**Task directions:**
Which lines of the records contain "المعلمات"? Collect every one of them.

BEGIN Record set

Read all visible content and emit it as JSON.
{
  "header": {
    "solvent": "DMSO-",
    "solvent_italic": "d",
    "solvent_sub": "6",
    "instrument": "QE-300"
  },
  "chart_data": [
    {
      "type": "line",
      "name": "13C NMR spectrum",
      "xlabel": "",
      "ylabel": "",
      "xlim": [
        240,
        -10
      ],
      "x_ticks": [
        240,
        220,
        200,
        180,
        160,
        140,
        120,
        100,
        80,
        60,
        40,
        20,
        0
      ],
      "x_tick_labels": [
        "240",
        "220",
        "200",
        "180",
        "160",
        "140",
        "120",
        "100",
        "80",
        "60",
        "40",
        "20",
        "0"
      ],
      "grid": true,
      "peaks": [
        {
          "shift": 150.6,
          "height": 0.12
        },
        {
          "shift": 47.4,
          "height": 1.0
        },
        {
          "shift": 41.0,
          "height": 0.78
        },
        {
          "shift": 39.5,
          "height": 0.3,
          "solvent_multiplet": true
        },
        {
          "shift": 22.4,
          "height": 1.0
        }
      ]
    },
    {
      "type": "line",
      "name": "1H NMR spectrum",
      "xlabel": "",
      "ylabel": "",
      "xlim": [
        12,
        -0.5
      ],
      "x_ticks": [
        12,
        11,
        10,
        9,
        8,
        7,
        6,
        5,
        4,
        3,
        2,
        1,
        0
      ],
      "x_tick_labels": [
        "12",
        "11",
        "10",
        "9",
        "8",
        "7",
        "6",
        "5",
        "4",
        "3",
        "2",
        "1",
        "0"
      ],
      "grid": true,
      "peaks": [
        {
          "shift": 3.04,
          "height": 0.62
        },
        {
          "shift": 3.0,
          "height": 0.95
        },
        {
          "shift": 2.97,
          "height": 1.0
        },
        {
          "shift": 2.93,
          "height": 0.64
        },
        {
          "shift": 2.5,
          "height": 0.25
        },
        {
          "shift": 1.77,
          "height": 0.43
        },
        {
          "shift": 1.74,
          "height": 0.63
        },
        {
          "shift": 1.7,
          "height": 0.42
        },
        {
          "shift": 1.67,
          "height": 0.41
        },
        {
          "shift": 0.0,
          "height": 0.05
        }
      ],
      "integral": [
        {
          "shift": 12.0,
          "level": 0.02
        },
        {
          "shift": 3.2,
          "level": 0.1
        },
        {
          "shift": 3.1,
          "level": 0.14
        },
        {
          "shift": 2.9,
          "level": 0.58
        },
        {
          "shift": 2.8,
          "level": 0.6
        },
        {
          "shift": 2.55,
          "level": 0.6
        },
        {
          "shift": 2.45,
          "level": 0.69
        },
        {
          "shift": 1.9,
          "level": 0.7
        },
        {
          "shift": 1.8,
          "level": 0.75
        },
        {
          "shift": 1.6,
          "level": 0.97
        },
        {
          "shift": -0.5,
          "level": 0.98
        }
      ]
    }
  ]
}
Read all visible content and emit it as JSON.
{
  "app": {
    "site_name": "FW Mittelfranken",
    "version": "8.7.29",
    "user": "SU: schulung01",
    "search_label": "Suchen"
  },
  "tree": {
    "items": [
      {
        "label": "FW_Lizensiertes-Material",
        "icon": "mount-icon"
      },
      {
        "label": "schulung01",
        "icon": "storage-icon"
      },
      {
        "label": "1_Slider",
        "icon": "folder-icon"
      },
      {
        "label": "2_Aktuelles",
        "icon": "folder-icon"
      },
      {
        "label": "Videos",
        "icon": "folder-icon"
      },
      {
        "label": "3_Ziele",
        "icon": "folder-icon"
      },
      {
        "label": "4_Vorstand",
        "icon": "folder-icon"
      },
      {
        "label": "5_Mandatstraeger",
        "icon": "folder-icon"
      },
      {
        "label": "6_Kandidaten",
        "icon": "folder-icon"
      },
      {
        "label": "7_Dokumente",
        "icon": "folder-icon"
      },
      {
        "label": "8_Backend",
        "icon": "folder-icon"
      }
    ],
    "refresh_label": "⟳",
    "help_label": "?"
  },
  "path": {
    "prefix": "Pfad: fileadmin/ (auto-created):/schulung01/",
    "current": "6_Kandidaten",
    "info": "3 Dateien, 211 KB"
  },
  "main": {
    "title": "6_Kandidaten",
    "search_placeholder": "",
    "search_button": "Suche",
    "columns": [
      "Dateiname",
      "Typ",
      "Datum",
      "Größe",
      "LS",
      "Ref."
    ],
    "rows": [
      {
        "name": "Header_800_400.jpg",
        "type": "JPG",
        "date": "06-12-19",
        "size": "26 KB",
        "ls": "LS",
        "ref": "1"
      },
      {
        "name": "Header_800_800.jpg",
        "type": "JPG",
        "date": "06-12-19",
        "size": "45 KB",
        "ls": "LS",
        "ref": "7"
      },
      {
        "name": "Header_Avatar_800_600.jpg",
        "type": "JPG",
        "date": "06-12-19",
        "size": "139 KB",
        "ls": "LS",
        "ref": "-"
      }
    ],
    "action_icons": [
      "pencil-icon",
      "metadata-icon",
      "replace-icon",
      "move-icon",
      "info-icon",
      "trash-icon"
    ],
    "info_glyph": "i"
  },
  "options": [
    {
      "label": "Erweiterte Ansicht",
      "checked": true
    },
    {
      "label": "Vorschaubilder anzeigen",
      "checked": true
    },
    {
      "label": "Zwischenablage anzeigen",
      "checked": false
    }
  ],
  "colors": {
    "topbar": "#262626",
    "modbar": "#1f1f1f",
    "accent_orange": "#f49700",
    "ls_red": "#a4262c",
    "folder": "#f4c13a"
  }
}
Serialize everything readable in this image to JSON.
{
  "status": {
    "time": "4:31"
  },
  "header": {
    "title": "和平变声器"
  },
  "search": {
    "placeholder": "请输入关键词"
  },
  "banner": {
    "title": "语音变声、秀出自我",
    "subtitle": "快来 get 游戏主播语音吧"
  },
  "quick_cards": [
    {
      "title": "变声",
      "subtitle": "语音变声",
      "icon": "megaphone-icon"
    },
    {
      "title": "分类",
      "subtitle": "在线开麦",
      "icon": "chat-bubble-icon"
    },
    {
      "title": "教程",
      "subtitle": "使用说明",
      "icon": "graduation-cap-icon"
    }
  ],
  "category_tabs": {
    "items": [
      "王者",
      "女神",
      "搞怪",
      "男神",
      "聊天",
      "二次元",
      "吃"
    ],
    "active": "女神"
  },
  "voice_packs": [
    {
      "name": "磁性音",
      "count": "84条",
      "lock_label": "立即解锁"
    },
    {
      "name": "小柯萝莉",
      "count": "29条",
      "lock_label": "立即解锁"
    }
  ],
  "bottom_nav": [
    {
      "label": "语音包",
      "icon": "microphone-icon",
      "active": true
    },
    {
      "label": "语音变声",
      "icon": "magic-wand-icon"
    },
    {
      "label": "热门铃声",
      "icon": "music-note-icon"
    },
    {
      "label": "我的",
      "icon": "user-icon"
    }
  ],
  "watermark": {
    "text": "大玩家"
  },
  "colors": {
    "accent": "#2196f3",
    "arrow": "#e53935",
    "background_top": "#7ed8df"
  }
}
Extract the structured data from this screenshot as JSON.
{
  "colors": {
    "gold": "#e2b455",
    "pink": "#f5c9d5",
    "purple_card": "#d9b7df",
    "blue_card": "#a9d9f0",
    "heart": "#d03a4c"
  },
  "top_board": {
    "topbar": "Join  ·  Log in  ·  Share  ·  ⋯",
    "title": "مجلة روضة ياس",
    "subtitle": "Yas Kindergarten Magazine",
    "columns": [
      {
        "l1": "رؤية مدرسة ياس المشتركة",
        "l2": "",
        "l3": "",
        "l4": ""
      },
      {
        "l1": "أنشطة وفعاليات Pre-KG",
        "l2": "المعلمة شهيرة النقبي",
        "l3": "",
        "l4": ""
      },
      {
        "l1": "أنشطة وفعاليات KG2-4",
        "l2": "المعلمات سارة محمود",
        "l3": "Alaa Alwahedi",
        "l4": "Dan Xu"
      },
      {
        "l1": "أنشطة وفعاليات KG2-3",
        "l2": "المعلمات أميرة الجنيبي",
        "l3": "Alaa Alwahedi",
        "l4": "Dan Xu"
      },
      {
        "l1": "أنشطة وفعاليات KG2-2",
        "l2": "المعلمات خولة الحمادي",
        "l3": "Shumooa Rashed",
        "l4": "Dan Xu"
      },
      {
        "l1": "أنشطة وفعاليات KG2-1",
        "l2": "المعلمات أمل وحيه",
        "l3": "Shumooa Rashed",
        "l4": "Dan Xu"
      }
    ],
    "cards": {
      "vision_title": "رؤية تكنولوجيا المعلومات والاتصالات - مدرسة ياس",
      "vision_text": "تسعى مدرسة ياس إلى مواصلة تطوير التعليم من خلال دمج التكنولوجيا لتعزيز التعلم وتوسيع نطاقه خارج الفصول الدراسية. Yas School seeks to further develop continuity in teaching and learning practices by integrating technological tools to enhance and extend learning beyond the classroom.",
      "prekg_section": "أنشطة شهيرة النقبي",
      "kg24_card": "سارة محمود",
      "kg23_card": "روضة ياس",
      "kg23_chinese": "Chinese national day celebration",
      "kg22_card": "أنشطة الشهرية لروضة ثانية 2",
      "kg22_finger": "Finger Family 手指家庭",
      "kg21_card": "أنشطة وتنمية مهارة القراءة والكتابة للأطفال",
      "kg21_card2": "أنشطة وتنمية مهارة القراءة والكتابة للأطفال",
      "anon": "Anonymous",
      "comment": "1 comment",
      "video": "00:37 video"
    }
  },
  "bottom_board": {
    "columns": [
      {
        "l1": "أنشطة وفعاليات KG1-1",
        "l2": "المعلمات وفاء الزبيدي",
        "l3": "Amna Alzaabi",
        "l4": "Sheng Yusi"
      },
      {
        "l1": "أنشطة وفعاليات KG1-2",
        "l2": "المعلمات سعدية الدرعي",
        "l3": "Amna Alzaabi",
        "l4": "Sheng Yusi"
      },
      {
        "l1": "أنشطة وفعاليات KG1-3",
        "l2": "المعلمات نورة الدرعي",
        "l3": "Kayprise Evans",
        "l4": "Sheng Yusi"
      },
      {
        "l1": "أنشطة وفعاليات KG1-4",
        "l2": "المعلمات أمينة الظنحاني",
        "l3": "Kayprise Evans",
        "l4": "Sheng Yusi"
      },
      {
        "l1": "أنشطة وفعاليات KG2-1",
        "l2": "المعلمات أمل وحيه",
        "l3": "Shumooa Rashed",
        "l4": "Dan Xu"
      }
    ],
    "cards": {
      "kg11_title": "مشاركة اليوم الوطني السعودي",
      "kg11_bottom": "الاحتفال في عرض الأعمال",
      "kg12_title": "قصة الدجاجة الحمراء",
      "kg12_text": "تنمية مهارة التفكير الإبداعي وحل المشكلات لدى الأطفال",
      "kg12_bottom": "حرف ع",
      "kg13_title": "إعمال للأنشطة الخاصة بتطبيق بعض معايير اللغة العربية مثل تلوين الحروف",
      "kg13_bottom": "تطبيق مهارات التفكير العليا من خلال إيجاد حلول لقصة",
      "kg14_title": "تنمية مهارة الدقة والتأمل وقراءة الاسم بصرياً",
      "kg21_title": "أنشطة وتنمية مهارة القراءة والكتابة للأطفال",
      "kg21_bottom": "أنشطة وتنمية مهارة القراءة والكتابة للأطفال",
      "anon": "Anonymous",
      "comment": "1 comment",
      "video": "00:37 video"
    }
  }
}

END Record set

**Exercise result:**
        "l2": "المعلمات سارة محمود",
        "l2": "المعلمات أميرة الجنيبي",
        "l2": "المعلمات خولة الحمادي",
        "l2": "المعلمات أمل وحيه",
        "l2": "المعلمات وفاء الزبيدي",
        "l2": "المعلمات سعدية الدرعي",
        "l2": "المعلمات نورة الدرعي",
        "l2": "المعلمات أمينة الظنحاني",
        "l2": "المعلمات أمل وحيه",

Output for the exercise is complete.